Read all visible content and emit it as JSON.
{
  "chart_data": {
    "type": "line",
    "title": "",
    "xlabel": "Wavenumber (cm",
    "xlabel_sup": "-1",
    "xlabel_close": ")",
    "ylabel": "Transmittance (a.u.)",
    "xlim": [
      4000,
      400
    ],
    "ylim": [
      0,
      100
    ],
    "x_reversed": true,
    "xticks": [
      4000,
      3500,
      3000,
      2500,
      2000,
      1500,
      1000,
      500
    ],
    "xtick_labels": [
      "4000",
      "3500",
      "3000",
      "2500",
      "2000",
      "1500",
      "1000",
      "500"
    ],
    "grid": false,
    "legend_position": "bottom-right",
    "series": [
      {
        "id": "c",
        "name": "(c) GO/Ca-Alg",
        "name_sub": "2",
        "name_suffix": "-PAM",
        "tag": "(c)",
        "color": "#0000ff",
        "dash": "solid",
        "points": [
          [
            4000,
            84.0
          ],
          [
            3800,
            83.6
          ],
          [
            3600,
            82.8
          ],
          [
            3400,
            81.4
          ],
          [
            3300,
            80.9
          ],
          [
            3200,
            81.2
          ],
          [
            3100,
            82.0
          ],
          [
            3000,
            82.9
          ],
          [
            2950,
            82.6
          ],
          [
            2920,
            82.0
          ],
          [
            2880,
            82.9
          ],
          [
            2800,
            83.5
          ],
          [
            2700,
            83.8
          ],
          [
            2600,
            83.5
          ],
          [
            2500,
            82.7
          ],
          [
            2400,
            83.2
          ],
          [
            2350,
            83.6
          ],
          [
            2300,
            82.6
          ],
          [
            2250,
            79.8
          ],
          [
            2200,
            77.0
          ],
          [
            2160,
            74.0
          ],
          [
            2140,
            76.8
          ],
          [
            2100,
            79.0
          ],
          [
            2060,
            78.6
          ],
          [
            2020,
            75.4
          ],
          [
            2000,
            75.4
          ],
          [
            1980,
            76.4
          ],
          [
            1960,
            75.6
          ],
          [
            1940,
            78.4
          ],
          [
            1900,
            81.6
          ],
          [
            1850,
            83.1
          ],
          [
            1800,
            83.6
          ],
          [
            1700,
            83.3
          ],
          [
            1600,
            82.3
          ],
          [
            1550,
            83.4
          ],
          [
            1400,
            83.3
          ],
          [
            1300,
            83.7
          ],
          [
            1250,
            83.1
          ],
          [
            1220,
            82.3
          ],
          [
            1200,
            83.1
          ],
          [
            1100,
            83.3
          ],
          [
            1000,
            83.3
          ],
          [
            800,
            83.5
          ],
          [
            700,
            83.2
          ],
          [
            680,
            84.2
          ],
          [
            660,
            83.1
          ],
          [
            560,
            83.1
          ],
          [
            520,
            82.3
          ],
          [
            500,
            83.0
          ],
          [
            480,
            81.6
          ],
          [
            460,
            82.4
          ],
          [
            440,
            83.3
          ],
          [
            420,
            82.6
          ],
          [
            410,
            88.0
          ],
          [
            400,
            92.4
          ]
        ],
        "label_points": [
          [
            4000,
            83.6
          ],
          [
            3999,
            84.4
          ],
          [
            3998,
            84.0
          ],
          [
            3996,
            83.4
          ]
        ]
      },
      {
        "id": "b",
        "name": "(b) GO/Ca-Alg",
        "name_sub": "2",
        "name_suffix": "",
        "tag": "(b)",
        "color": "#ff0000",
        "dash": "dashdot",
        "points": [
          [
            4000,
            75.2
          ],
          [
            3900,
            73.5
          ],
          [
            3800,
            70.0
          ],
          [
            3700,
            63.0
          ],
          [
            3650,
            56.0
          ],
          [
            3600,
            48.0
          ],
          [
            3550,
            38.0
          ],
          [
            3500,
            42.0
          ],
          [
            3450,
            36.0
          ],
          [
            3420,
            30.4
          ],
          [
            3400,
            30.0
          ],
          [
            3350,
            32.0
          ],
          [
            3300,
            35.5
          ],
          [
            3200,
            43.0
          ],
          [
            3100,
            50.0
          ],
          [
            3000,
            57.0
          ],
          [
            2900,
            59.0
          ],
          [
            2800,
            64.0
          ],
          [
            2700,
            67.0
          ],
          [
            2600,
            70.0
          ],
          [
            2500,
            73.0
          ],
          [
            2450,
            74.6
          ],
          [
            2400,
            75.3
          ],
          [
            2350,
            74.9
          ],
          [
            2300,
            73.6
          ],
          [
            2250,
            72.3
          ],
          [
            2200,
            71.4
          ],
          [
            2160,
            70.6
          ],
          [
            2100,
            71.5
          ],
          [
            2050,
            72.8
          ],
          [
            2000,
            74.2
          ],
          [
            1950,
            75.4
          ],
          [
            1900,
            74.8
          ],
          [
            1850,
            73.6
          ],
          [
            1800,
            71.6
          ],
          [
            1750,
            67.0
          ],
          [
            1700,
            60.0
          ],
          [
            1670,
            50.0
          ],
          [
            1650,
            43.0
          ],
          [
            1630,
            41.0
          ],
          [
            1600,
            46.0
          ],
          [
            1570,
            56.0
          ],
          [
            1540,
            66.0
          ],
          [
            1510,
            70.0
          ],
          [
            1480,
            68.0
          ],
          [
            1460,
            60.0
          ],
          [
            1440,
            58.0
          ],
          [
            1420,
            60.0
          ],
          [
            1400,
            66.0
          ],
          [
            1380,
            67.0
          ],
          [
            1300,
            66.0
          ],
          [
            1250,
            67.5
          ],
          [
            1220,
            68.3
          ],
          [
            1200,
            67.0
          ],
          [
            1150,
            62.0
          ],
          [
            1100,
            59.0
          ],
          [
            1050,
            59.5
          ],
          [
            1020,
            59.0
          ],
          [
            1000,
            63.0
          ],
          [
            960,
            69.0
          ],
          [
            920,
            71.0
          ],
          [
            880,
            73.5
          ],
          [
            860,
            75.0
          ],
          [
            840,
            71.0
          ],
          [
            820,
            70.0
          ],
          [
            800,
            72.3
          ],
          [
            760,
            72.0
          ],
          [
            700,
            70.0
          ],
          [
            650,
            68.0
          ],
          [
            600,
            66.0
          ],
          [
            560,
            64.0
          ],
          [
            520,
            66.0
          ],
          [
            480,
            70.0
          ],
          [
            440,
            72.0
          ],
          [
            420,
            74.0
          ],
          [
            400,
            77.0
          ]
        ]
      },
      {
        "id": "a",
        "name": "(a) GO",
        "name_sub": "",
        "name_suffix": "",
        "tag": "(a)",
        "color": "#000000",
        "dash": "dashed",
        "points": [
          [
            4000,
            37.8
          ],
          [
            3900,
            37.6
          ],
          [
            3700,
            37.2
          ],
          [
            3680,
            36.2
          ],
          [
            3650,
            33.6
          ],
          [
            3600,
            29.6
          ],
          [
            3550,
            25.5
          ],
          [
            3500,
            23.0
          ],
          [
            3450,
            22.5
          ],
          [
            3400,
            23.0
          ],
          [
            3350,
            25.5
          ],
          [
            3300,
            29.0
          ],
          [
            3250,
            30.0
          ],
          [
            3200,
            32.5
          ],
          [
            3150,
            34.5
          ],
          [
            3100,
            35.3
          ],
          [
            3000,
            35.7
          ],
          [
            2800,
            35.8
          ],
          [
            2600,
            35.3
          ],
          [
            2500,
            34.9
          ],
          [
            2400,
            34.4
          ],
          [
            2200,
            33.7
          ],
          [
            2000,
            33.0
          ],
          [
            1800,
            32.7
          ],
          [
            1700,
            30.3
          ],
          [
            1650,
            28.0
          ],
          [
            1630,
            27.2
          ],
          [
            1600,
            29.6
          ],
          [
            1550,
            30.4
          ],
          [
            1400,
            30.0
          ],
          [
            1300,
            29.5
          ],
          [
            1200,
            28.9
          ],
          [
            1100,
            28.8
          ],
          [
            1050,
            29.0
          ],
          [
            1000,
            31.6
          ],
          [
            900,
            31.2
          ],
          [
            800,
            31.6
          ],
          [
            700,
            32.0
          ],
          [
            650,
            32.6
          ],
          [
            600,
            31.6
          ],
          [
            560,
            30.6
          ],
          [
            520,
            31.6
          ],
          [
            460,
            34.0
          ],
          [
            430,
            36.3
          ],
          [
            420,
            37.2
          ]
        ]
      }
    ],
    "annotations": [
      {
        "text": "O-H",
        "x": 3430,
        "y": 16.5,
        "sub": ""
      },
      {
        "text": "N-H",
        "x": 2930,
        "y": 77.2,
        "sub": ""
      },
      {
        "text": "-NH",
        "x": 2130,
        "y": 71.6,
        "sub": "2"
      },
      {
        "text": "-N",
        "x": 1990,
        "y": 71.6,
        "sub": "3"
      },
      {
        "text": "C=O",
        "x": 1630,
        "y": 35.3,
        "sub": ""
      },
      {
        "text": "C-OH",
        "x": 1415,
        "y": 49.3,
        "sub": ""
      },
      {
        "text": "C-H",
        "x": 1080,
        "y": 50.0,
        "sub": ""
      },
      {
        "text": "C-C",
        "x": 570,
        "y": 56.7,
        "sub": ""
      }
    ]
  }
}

□ □ □ □ □ □ □

TASK BRIEF: Find the word "dash" in the data and show each line that holds it.

OUTPUT:
        "dash": "solid",
        "dash": "dashdot",
        "dash": "dashed",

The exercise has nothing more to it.